(Directive) Read the records and gather each line that includes "Adolescentes".

(Provided entries)
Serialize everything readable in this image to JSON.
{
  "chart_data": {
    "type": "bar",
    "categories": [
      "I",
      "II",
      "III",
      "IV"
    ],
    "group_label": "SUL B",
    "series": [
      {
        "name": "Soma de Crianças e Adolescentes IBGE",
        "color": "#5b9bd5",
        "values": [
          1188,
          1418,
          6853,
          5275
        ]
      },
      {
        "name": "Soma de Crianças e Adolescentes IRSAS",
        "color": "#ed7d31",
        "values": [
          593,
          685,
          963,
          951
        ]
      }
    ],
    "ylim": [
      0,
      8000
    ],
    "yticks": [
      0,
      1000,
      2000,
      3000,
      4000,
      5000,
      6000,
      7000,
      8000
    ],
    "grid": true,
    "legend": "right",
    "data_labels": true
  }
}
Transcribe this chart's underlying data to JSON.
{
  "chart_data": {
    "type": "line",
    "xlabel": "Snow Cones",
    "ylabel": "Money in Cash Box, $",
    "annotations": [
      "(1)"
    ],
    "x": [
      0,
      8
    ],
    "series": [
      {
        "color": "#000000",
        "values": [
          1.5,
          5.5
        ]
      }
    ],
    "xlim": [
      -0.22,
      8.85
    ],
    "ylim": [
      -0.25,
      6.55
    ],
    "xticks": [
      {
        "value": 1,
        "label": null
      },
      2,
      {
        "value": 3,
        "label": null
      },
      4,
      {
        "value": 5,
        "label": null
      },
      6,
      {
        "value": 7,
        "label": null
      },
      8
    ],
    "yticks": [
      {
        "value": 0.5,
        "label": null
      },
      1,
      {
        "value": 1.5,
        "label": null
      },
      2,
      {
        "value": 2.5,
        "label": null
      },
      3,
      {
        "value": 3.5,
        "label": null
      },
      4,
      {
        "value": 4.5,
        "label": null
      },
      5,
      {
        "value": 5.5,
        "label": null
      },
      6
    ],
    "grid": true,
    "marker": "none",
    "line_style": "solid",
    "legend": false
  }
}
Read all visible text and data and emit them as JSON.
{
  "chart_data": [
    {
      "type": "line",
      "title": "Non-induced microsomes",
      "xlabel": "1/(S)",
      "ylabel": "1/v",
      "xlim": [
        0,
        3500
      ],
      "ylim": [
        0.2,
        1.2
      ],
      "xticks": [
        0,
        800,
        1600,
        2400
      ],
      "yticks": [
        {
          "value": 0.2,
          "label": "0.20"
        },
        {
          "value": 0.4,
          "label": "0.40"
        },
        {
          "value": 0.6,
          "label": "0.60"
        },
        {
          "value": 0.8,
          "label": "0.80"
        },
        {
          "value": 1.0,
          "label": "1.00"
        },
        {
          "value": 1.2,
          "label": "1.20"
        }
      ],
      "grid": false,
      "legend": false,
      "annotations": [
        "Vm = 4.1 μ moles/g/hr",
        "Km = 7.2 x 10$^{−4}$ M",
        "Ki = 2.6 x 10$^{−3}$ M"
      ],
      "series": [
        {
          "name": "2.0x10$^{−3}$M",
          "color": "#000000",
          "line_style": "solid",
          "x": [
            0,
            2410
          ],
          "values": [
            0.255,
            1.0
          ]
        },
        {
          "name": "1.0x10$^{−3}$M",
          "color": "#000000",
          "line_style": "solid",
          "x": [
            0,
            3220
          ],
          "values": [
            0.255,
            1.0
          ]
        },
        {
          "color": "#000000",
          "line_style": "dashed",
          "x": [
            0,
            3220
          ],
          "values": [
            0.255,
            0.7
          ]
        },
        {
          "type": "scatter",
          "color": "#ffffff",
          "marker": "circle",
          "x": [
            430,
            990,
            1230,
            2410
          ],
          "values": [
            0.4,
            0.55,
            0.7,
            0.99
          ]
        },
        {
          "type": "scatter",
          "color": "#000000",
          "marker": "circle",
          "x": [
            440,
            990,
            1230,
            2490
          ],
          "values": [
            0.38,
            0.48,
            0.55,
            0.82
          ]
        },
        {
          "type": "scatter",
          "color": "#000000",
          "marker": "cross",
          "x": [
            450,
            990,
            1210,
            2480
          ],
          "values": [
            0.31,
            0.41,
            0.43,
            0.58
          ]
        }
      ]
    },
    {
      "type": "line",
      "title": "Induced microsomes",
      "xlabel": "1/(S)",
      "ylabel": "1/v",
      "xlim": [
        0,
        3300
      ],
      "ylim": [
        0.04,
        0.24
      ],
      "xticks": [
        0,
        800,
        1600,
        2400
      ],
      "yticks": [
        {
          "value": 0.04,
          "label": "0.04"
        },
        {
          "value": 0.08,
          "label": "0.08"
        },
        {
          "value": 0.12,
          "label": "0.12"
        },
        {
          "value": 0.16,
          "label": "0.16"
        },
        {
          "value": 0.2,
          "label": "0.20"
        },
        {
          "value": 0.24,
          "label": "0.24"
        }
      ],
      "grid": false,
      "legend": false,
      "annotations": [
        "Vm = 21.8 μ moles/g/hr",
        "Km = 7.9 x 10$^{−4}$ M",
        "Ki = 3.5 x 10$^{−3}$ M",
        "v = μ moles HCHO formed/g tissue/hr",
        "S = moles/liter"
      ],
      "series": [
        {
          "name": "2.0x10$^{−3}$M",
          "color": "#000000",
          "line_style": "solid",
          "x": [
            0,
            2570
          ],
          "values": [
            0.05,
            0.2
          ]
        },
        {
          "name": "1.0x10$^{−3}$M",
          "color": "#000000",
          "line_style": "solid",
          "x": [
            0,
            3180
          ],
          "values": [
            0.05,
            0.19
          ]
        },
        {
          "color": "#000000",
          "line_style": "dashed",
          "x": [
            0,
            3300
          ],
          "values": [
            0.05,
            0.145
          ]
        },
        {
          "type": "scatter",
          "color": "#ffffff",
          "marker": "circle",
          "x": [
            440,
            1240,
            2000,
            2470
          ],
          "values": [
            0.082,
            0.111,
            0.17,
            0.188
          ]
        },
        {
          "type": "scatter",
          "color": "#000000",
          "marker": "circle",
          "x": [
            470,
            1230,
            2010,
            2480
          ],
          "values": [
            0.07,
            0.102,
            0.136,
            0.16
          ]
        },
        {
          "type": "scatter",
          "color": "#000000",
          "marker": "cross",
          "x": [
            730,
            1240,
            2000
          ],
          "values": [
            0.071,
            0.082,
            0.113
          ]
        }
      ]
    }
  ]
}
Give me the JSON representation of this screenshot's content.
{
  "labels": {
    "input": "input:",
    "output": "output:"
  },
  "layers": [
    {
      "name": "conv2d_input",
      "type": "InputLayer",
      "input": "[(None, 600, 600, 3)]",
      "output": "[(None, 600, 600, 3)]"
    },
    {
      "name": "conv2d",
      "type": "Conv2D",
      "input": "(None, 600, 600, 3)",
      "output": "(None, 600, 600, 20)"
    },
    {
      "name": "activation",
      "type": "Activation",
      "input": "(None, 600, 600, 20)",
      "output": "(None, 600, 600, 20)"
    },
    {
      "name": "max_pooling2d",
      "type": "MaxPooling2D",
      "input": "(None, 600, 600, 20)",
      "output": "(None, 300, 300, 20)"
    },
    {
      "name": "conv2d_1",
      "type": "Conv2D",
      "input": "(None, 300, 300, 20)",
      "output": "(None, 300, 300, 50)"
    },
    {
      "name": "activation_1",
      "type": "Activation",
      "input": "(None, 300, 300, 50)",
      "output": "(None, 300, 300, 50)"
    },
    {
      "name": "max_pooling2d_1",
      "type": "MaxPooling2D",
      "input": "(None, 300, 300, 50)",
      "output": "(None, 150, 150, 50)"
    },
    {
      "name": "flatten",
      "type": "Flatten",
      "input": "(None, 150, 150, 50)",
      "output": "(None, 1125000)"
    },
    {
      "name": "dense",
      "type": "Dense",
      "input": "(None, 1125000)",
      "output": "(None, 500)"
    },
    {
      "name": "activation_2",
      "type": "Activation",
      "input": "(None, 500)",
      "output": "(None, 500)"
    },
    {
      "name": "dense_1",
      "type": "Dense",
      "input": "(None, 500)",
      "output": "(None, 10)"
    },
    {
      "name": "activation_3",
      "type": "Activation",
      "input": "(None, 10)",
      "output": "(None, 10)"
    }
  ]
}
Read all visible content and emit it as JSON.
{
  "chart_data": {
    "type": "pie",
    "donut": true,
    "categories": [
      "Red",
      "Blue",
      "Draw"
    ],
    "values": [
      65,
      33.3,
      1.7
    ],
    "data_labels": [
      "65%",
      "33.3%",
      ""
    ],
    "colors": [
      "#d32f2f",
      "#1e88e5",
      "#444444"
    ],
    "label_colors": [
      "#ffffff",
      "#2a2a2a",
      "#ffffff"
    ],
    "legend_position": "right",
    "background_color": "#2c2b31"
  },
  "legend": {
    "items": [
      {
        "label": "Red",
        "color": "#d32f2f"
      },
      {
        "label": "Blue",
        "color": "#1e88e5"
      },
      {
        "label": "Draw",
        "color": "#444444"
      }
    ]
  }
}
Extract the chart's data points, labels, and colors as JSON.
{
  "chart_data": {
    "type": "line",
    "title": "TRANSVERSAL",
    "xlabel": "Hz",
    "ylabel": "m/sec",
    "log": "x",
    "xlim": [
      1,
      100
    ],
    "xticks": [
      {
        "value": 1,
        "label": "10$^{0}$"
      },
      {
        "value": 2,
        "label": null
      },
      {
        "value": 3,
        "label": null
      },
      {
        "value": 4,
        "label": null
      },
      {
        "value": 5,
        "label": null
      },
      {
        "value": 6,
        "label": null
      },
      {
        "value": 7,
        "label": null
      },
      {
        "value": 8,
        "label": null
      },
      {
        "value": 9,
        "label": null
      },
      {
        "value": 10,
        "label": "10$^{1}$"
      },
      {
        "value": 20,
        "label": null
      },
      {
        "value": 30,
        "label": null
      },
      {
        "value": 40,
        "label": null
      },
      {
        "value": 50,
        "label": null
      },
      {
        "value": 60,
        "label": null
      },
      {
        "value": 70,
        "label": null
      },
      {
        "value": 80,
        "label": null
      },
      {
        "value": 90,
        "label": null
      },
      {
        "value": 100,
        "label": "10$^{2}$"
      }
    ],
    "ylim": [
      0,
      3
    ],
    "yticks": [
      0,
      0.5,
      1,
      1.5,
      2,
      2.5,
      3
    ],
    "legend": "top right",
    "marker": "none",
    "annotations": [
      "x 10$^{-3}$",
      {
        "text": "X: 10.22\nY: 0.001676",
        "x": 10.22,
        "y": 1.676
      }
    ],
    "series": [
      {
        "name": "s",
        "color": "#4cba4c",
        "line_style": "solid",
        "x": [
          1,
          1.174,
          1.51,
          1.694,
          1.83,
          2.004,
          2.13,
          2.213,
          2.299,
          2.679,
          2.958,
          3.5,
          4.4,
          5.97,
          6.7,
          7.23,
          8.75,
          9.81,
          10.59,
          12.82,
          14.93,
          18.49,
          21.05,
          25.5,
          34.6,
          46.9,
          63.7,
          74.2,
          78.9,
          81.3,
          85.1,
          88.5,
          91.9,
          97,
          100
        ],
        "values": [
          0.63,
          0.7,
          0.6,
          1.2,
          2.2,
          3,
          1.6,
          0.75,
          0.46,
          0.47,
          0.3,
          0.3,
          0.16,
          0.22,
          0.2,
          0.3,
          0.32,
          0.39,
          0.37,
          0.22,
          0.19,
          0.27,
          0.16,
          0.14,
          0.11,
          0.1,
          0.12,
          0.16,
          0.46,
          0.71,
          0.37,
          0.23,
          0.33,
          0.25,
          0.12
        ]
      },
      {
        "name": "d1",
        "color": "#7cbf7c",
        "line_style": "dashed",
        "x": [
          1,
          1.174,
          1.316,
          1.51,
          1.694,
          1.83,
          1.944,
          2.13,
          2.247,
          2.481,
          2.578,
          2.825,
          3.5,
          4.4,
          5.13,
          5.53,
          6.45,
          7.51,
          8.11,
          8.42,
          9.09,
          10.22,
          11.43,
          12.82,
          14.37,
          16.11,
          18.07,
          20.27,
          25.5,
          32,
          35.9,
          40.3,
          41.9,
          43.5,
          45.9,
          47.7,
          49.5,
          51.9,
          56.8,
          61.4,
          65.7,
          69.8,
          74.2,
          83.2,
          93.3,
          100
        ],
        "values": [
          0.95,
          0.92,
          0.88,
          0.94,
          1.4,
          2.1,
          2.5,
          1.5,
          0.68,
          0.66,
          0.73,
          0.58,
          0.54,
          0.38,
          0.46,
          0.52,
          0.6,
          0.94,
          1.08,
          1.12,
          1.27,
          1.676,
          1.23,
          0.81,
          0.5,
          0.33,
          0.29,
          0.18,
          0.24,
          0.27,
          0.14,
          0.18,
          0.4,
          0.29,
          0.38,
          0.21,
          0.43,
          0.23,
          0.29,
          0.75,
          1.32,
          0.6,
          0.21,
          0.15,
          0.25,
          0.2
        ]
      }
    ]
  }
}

(Output for this exercise)
        "name": "Soma de Crianças e Adolescentes IBGE",
        "name": "Soma de Crianças e Adolescentes IRSAS",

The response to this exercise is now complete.